- _DATA SHOWN_
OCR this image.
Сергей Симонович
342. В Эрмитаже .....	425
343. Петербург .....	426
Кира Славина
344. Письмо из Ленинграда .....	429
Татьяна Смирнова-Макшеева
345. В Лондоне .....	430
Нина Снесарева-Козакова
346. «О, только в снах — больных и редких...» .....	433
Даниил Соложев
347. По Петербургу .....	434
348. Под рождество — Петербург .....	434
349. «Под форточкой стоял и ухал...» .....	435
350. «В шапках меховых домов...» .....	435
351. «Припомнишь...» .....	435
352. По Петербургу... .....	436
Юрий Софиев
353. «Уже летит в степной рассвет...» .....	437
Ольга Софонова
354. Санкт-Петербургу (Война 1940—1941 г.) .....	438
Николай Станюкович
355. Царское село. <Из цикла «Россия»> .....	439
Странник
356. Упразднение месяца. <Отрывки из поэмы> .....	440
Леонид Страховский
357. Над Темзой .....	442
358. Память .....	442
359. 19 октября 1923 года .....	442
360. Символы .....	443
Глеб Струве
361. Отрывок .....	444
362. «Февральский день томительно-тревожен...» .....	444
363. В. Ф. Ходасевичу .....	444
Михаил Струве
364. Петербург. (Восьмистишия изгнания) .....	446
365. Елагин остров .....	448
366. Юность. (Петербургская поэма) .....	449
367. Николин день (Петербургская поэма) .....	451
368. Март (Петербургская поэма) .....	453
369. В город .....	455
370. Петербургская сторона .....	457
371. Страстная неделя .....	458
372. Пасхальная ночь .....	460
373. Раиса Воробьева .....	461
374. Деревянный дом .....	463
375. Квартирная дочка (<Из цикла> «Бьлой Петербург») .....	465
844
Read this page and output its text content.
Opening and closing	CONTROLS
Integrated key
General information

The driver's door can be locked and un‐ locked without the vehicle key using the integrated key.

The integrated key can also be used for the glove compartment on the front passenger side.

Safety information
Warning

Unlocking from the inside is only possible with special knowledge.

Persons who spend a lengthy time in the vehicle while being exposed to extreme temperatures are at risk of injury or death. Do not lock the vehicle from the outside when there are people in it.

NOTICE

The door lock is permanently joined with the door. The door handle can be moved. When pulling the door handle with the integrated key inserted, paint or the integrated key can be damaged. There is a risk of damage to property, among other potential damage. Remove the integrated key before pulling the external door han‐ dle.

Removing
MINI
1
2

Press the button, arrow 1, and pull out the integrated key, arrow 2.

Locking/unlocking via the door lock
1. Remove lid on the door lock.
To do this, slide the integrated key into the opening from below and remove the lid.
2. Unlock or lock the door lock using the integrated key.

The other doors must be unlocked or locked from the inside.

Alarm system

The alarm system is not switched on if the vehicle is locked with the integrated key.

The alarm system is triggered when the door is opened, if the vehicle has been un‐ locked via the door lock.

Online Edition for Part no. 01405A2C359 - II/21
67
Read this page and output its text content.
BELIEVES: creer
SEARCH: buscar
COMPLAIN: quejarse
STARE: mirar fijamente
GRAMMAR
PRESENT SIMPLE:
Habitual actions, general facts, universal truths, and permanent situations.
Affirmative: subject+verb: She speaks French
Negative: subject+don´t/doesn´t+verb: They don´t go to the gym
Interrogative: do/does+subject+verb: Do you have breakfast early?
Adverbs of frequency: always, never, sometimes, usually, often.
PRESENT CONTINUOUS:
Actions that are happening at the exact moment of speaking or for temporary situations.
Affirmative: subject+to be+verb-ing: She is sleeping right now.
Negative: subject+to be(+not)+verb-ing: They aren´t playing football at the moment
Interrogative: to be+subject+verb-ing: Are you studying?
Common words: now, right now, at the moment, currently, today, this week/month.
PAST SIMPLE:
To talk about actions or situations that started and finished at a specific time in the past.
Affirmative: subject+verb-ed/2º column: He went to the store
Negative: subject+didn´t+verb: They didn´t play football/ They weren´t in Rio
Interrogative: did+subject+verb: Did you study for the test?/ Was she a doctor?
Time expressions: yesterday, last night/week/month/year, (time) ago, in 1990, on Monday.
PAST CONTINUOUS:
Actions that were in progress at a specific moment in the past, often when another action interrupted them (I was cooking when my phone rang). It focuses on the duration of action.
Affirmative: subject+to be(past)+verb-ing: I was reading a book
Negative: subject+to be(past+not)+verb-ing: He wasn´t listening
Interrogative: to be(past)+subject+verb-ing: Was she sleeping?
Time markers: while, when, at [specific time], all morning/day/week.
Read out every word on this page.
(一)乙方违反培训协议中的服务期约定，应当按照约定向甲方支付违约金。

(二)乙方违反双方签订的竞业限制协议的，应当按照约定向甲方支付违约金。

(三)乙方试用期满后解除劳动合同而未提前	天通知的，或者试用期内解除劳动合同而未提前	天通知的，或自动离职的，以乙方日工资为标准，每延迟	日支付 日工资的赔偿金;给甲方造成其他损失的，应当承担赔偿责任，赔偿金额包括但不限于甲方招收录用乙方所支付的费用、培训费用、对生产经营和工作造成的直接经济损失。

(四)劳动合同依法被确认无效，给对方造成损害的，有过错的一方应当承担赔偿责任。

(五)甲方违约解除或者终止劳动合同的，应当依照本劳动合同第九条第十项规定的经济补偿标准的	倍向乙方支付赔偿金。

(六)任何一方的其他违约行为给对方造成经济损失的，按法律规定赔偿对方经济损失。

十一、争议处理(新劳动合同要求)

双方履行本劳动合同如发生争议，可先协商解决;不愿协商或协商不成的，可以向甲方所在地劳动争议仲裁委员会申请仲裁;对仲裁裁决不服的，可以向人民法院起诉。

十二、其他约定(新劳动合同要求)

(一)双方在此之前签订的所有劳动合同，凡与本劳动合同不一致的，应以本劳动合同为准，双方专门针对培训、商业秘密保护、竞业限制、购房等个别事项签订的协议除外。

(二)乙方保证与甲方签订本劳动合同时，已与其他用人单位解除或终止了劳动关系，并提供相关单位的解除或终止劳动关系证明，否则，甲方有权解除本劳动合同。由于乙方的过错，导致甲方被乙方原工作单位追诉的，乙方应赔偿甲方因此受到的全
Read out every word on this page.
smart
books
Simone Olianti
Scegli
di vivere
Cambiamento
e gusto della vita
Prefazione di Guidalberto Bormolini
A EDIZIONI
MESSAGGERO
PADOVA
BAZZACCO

- _JOB_
Exactly reproduce the material above.

- _TASK RESULT_
OCR this image.
Сергей Симонович
342. В Эрмитаже .....	425
343. Петербург .....	426
Кира Славина
344. Письмо из Ленинграда .....	429
Татьяна Смирнова-Макшеева
345. В Лондоне .....	430
Нина Снесарева-Козакова
346. «О, только в снах — больных и редких...» .....	433
Даниил Соложев
347. По Петербургу .....	434
348. Под рождество — Петербург .....	434
349. «Под форточкой стоял и ухал...» .....	435
350. «В шапках меховых домов...» .....	435
351. «Припомнишь...» .....	435
352. По Петербургу... .....	436
Юрий Софиев
353. «Уже летит в степной рассвет...» .....	437
Ольга Софонова
354. Санкт-Петербургу (Война 1940—1941 г.) .....	438
Николай Станюкович
355. Царское село. <Из цикла «Россия»> .....	439
Странник
356. Упразднение месяца. <Отрывки из поэмы> .....	440
Леонид Страховский
357. Над Темзой .....	442
358. Память .....	442
359. 19 октября 1923 года .....	442
360. Символы .....	443
Глеб Струве
361. Отрывок .....	444
362. «Февральский день томительно-тревожен...» .....	444
363. В. Ф. Ходасевичу .....	444
Михаил Струве
364. Петербург. (Восьмистишия изгнания) .....	446
365. Елагин остров .....	448
366. Юность. (Петербургская поэма) .....	449
367. Николин день (Петербургская поэма) .....	451
368. Март (Петербургская поэма) .....	453
369. В город .....	455
370. Петербургская сторона .....	457
371. Страстная неделя .....	458
372. Пасхальная ночь .....	460
373. Раиса Воробьева .....	461
374. Деревянный дом .....	463
375. Квартирная дочка (<Из цикла> «Бьлой Петербург») .....	465
844
Read this page and output its text content.
Opening and closing	CONTROLS
Integrated key
General information

The driver's door can be locked and un‐ locked without the vehicle key using the integrated key.

The integrated key can also be used for the glove compartment on the front passenger side.

Safety information
Warning

Unlocking from the inside is only possible with special knowledge.

Persons who spend a lengthy time in the vehicle while being exposed to extreme temperatures are at risk of injury or death. Do not lock the vehicle from the outside when there are people in it.

NOTICE

The door lock is permanently joined with the door. The door handle can be moved. When pulling the door handle with the integrated key inserted, paint or the integrated key can be damaged. There is a risk of damage to property, among other potential damage. Remove the integrated key before pulling the external door han‐ dle.

Removing
MINI
1
2

Press the button, arrow 1, and pull out the integrated key, arrow 2.

Locking/unlocking via the door lock
1. Remove lid on the door lock.
To do this, slide the integrated key into the opening from below and remove the lid.
2. Unlock or lock the door lock using the integrated key.

The other doors must be unlocked or locked from the inside.

Alarm system

The alarm system is not switched on if the vehicle is locked with the integrated key.

The alarm system is triggered when the door is opened, if the vehicle has been un‐ locked via the door lock.

Online Edition for Part no. 01405A2C359 - II/21
67
Read this page and output its text content.
BELIEVES: creer
SEARCH: buscar
COMPLAIN: quejarse
STARE: mirar fijamente
GRAMMAR
PRESENT SIMPLE:
Habitual actions, general facts, universal truths, and permanent situations.
Affirmative: subject+verb: She speaks French
Negative: subject+don´t/doesn´t+verb: They don´t go to the gym
Interrogative: do/does+subject+verb: Do you have breakfast early?
Adverbs of frequency: always, never, sometimes, usually, often.
PRESENT CONTINUOUS:
Actions that are happening at the exact moment of speaking or for temporary situations.
Affirmative: subject+to be+verb-ing: She is sleeping right now.
Negative: subject+to be(+not)+verb-ing: They aren´t playing football at the moment
Interrogative: to be+subject+verb-ing: Are you studying?
Common words: now, right now, at the moment, currently, today, this week/month.
PAST SIMPLE:
To talk about actions or situations that started and finished at a specific time in the past.
Affirmative: subject+verb-ed/2º column: He went to the store
Negative: subject+didn´t+verb: They didn´t play football/ They weren´t in Rio
Interrogative: did+subject+verb: Did you study for the test?/ Was she a doctor?
Time expressions: yesterday, last night/week/month/year, (time) ago, in 1990, on Monday.
PAST CONTINUOUS:
Actions that were in progress at a specific moment in the past, often when another action interrupted them (I was cooking when my phone rang). It focuses on the duration of action.
Affirmative: subject+to be(past)+verb-ing: I was reading a book
Negative: subject+to be(past+not)+verb-ing: He wasn´t listening
Interrogative: to be(past)+subject+verb-ing: Was she sleeping?
Time markers: while, when, at [specific time], all morning/day/week.
Read out every word on this page.
(一)乙方违反培训协议中的服务期约定，应当按照约定向甲方支付违约金。

(二)乙方违反双方签订的竞业限制协议的，应当按照约定向甲方支付违约金。

(三)乙方试用期满后解除劳动合同而未提前	天通知的，或者试用期内解除劳动合同而未提前	天通知的，或自动离职的，以乙方日工资为标准，每延迟	日支付 日工资的赔偿金;给甲方造成其他损失的，应当承担赔偿责任，赔偿金额包括但不限于甲方招收录用乙方所支付的费用、培训费用、对生产经营和工作造成的直接经济损失。

(四)劳动合同依法被确认无效，给对方造成损害的，有过错的一方应当承担赔偿责任。

(五)甲方违约解除或者终止劳动合同的，应当依照本劳动合同第九条第十项规定的经济补偿标准的	倍向乙方支付赔偿金。

(六)任何一方的其他违约行为给对方造成经济损失的，按法律规定赔偿对方经济损失。

十一、争议处理(新劳动合同要求)

双方履行本劳动合同如发生争议，可先协商解决;不愿协商或协商不成的，可以向甲方所在地劳动争议仲裁委员会申请仲裁;对仲裁裁决不服的，可以向人民法院起诉。

十二、其他约定(新劳动合同要求)

(一)双方在此之前签订的所有劳动合同，凡与本劳动合同不一致的，应以本劳动合同为准，双方专门针对培训、商业秘密保护、竞业限制、购房等个别事项签订的协议除外。

(二)乙方保证与甲方签订本劳动合同时，已与其他用人单位解除或终止了劳动关系，并提供相关单位的解除或终止劳动关系证明，否则，甲方有权解除本劳动合同。由于乙方的过错，导致甲方被乙方原工作单位追诉的，乙方应赔偿甲方因此受到的全
Read out every word on this page.
smart
books
Simone Olianti
Scegli
di vivere
Cambiamento
e gusto della vita
Prefazione di Guidalberto Bormolini
A EDIZIONI
MESSAGGERO
PADOVA
BAZZACCO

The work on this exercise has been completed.